__Exercise directions__:
Count every line in the following entries where the word "band" appears. Give the count alone.

__Excerpts from a figure dataset__:

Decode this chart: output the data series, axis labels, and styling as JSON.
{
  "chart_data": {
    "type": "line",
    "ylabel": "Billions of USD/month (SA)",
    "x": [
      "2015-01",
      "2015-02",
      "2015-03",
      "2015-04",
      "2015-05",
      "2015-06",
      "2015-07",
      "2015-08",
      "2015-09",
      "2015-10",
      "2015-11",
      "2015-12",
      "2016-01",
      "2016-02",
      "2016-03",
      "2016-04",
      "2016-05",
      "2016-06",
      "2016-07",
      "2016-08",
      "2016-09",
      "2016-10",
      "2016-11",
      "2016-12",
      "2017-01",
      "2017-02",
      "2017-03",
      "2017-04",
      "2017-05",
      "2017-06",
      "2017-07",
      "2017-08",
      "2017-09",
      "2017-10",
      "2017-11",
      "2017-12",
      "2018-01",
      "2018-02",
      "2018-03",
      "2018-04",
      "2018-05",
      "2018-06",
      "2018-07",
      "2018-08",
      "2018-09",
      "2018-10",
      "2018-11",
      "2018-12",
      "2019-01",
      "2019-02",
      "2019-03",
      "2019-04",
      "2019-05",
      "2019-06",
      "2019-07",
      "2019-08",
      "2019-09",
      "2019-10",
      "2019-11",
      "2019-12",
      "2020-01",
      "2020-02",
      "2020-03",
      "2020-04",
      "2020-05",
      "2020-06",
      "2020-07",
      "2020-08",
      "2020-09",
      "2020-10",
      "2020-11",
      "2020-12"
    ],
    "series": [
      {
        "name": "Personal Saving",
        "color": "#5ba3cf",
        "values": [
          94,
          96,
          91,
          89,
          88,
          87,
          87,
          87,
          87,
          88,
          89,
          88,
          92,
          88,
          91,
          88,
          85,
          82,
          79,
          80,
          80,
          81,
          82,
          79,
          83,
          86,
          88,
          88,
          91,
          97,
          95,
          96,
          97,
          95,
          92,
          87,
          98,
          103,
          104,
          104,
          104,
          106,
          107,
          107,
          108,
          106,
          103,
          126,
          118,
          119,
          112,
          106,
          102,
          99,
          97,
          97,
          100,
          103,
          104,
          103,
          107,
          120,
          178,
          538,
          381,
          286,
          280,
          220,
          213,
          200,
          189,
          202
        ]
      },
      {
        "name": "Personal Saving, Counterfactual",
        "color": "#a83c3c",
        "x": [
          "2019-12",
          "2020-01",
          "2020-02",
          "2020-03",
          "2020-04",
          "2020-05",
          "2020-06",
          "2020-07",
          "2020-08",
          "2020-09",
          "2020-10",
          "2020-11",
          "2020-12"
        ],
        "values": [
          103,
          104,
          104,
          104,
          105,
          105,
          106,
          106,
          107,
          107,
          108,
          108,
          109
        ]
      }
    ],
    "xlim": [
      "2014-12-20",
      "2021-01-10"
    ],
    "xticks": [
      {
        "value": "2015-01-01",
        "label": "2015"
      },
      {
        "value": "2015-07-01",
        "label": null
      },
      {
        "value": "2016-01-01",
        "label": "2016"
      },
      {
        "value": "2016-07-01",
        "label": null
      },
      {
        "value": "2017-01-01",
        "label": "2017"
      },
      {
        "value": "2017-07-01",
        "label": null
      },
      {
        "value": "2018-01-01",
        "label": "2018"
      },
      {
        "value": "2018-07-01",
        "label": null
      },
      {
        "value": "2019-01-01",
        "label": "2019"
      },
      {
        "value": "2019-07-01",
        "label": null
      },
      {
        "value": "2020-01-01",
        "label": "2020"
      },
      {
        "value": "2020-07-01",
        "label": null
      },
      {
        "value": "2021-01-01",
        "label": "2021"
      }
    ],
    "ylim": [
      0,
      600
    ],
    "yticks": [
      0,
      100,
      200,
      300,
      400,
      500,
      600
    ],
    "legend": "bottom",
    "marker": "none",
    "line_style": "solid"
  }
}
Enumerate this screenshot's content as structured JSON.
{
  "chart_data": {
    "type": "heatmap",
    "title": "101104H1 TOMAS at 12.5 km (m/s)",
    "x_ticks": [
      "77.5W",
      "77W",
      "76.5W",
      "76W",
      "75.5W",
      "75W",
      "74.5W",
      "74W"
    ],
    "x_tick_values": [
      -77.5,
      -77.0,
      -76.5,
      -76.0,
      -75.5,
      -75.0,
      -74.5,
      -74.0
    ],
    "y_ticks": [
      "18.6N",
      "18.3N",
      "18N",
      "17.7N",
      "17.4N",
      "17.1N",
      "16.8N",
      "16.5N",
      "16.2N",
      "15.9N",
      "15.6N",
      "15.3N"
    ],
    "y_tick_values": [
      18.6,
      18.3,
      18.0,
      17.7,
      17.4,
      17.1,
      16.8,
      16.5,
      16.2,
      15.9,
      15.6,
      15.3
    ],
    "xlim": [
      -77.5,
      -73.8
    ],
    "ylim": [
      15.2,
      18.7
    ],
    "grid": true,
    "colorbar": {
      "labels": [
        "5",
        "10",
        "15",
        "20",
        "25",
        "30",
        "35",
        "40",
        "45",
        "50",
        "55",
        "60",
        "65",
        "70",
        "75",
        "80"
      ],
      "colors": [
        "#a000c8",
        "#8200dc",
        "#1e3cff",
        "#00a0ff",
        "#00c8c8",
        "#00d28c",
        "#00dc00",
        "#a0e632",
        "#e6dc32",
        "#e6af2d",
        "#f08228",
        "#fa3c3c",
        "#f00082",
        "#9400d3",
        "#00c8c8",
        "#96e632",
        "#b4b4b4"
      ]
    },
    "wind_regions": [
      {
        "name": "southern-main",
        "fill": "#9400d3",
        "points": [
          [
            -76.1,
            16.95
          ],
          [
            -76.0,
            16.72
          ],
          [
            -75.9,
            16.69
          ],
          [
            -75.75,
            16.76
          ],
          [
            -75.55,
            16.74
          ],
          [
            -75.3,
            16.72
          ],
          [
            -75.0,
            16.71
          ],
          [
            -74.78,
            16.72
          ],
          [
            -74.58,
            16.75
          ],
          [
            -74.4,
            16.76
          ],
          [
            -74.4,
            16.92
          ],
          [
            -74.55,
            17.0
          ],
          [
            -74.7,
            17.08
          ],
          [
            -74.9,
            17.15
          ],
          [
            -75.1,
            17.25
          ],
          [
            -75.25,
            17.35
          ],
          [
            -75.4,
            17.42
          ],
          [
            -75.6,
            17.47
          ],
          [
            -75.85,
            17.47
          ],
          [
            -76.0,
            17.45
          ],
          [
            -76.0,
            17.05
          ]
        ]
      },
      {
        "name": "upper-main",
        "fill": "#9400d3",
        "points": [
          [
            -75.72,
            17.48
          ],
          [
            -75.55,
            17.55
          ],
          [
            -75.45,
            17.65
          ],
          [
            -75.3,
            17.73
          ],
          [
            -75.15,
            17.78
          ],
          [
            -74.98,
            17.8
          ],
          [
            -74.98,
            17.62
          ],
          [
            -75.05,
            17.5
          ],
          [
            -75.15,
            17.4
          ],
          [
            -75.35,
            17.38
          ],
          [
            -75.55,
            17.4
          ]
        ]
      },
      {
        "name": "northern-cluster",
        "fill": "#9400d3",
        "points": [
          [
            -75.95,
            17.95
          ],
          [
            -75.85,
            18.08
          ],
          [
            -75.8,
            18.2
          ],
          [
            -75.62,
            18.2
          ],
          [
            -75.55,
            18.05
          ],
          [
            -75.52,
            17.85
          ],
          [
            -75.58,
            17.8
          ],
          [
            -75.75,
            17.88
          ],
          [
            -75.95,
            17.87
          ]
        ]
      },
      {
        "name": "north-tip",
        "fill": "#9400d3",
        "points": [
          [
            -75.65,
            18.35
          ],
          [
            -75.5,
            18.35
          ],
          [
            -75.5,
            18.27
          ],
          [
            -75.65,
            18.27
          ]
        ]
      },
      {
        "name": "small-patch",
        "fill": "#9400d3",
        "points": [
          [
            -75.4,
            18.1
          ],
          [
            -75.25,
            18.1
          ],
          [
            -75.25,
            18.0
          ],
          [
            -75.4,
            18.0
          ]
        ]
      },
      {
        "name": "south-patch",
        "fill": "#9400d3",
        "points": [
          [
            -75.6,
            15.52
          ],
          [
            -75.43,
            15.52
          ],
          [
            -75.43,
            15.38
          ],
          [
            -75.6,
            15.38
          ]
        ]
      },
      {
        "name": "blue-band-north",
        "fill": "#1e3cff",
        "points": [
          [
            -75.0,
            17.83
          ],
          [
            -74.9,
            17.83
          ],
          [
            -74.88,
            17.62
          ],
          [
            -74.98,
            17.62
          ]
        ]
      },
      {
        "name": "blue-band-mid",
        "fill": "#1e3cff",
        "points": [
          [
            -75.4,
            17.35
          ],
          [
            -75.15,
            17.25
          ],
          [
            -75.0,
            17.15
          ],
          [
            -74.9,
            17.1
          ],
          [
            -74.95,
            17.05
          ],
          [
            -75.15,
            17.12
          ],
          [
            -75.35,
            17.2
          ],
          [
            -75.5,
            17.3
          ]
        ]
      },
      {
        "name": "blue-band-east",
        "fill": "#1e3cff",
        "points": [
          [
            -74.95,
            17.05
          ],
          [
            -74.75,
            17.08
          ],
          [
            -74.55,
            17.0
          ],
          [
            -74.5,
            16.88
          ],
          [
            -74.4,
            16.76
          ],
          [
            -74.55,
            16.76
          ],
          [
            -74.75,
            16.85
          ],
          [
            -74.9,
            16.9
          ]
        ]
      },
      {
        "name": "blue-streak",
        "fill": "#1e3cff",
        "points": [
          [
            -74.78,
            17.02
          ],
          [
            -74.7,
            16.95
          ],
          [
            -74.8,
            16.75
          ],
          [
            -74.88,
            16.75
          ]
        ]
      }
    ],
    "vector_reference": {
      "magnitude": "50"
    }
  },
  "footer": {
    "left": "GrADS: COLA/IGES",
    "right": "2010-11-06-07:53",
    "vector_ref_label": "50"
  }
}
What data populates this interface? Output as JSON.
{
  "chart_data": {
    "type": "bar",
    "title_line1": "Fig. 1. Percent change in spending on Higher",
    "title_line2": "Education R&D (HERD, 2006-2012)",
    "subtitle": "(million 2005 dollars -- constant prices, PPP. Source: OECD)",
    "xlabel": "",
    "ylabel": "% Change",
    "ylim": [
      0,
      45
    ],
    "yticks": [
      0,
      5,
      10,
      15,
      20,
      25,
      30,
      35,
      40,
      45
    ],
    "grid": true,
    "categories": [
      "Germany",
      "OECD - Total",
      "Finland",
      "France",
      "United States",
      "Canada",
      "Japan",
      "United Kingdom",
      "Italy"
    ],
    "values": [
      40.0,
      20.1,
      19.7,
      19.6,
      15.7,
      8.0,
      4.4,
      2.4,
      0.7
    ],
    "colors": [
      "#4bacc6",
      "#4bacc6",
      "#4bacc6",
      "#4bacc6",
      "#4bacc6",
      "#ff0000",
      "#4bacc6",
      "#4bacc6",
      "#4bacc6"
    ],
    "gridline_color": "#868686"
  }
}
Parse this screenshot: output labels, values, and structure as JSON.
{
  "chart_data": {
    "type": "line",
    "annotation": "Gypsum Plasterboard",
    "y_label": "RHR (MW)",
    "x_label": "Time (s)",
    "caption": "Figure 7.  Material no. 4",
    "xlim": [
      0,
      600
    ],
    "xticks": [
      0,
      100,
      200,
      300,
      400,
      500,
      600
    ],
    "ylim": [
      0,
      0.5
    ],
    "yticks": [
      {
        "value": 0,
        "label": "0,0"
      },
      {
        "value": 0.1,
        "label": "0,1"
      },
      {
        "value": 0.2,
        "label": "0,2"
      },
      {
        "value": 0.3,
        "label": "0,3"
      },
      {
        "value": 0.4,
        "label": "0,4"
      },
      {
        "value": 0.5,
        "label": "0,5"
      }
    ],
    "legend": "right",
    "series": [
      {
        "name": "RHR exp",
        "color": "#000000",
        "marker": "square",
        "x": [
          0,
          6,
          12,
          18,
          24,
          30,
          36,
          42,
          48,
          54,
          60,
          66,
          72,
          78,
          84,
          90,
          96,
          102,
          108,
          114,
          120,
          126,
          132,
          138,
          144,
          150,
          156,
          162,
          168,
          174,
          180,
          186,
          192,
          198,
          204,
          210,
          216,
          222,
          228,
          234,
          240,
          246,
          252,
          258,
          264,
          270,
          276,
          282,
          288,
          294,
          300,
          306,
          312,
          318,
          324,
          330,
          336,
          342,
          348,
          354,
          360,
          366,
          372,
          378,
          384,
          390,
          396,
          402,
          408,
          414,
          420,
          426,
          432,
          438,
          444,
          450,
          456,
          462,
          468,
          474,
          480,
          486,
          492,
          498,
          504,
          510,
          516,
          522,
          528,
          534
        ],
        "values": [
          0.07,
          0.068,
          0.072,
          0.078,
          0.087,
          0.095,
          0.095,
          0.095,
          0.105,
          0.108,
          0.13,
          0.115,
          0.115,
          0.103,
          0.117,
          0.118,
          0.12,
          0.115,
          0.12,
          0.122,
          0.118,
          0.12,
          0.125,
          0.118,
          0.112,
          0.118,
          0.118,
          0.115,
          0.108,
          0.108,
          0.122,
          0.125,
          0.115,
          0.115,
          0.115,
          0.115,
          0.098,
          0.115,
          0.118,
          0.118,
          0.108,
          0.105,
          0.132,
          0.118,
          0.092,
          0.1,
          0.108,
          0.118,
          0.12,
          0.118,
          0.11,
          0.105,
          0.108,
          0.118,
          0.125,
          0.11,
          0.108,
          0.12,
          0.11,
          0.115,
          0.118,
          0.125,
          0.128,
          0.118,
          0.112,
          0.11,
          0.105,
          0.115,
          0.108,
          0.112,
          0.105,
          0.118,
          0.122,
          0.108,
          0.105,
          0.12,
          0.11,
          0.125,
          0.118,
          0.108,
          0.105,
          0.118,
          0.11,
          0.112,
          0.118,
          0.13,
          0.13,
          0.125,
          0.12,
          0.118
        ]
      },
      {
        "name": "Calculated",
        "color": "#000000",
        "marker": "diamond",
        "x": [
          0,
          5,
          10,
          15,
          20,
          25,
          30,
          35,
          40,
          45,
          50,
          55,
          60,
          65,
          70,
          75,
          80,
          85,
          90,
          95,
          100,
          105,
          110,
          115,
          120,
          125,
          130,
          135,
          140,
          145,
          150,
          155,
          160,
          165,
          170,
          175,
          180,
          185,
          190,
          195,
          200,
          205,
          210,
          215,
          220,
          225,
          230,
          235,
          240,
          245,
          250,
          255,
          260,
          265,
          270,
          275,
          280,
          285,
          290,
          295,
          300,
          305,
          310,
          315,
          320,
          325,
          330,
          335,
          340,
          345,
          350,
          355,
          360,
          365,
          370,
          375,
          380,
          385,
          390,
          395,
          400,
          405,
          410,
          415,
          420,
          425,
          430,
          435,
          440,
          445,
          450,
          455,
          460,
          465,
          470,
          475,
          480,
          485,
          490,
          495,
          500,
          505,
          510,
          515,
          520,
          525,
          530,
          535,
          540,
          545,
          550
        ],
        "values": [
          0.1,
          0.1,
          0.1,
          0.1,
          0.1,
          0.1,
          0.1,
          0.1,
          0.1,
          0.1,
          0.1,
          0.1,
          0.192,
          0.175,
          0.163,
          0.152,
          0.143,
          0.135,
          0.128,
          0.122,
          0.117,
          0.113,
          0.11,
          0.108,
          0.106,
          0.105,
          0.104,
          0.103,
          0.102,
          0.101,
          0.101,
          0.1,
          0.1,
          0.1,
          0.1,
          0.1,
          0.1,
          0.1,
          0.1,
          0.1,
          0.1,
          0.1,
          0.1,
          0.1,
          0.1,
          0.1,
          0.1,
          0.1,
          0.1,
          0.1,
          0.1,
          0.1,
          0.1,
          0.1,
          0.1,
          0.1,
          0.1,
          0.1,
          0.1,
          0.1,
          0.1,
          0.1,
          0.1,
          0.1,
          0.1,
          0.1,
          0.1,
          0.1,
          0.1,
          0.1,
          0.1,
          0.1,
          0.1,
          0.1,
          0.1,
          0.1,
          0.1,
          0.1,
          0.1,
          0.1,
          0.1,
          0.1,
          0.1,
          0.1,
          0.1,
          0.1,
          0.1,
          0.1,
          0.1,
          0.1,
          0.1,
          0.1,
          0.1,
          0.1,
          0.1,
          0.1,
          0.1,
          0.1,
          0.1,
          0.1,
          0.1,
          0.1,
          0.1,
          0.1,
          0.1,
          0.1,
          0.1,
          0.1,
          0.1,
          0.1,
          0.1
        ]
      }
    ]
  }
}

__Task solution__:
3